(Dataset items)
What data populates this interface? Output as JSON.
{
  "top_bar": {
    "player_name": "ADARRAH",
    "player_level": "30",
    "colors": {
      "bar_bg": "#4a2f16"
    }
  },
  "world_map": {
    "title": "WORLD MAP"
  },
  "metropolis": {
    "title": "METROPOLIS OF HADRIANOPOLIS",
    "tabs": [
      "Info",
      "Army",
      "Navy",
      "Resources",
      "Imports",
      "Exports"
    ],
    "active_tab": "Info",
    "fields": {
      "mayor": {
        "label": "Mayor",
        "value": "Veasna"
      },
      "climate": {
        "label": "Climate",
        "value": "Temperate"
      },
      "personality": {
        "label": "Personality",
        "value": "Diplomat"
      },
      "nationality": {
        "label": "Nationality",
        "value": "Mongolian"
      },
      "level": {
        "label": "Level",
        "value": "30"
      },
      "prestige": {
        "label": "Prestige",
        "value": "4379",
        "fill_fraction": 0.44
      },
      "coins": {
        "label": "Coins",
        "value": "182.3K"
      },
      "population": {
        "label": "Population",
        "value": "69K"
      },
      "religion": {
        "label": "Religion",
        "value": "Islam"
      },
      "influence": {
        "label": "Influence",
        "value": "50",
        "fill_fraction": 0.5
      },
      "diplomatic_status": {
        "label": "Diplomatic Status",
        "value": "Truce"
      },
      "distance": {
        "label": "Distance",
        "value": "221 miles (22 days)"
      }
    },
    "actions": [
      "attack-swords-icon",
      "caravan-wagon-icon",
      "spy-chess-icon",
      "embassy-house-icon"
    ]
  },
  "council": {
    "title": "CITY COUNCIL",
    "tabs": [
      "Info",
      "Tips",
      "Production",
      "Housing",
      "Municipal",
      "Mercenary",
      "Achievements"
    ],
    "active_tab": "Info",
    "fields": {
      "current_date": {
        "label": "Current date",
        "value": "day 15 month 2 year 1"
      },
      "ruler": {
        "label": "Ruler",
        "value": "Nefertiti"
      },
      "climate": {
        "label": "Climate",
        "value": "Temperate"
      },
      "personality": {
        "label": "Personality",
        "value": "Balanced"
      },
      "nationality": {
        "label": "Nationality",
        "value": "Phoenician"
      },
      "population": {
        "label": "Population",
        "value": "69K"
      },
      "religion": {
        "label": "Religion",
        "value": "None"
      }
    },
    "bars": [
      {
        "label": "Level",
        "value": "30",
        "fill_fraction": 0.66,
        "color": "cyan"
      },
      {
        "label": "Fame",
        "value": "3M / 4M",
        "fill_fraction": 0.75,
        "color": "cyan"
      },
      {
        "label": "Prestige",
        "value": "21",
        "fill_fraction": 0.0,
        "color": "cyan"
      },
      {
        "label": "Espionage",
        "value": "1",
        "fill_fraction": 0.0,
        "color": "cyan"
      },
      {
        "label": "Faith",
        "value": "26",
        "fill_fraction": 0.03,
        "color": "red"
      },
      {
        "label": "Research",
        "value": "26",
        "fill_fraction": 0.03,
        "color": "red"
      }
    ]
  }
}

> [Task statement]
Reproduce each record shown above without altering a single word.

> [Task solution]
What data populates this interface? Output as JSON.
{
  "top_bar": {
    "player_name": "ADARRAH",
    "player_level": "30",
    "colors": {
      "bar_bg": "#4a2f16"
    }
  },
  "world_map": {
    "title": "WORLD MAP"
  },
  "metropolis": {
    "title": "METROPOLIS OF HADRIANOPOLIS",
    "tabs": [
      "Info",
      "Army",
      "Navy",
      "Resources",
      "Imports",
      "Exports"
    ],
    "active_tab": "Info",
    "fields": {
      "mayor": {
        "label": "Mayor",
        "value": "Veasna"
      },
      "climate": {
        "label": "Climate",
        "value": "Temperate"
      },
      "personality": {
        "label": "Personality",
        "value": "Diplomat"
      },
      "nationality": {
        "label": "Nationality",
        "value": "Mongolian"
      },
      "level": {
        "label": "Level",
        "value": "30"
      },
      "prestige": {
        "label": "Prestige",
        "value": "4379",
        "fill_fraction": 0.44
      },
      "coins": {
        "label": "Coins",
        "value": "182.3K"
      },
      "population": {
        "label": "Population",
        "value": "69K"
      },
      "religion": {
        "label": "Religion",
        "value": "Islam"
      },
      "influence": {
        "label": "Influence",
        "value": "50",
        "fill_fraction": 0.5
      },
      "diplomatic_status": {
        "label": "Diplomatic Status",
        "value": "Truce"
      },
      "distance": {
        "label": "Distance",
        "value": "221 miles (22 days)"
      }
    },
    "actions": [
      "attack-swords-icon",
      "caravan-wagon-icon",
      "spy-chess-icon",
      "embassy-house-icon"
    ]
  },
  "council": {
    "title": "CITY COUNCIL",
    "tabs": [
      "Info",
      "Tips",
      "Production",
      "Housing",
      "Municipal",
      "Mercenary",
      "Achievements"
    ],
    "active_tab": "Info",
    "fields": {
      "current_date": {
        "label": "Current date",
        "value": "day 15 month 2 year 1"
      },
      "ruler": {
        "label": "Ruler",
        "value": "Nefertiti"
      },
      "climate": {
        "label": "Climate",
        "value": "Temperate"
      },
      "personality": {
        "label": "Personality",
        "value": "Balanced"
      },
      "nationality": {
        "label": "Nationality",
        "value": "Phoenician"
      },
      "population": {
        "label": "Population",
        "value": "69K"
      },
      "religion": {
        "label": "Religion",
        "value": "None"
      }
    },
    "bars": [
      {
        "label": "Level",
        "value": "30",
        "fill_fraction": 0.66,
        "color": "cyan"
      },
      {
        "label": "Fame",
        "value": "3M / 4M",
        "fill_fraction": 0.75,
        "color": "cyan"
      },
      {
        "label": "Prestige",
        "value": "21",
        "fill_fraction": 0.0,
        "color": "cyan"
      },
      {
        "label": "Espionage",
        "value": "1",
        "fill_fraction": 0.0,
        "color": "cyan"
      },
      {
        "label": "Faith",
        "value": "26",
        "fill_fraction": 0.03,
        "color": "red"
      },
      {
        "label": "Research",
        "value": "26",
        "fill_fraction": 0.03,
        "color": "red"
      }
    ]
  }
}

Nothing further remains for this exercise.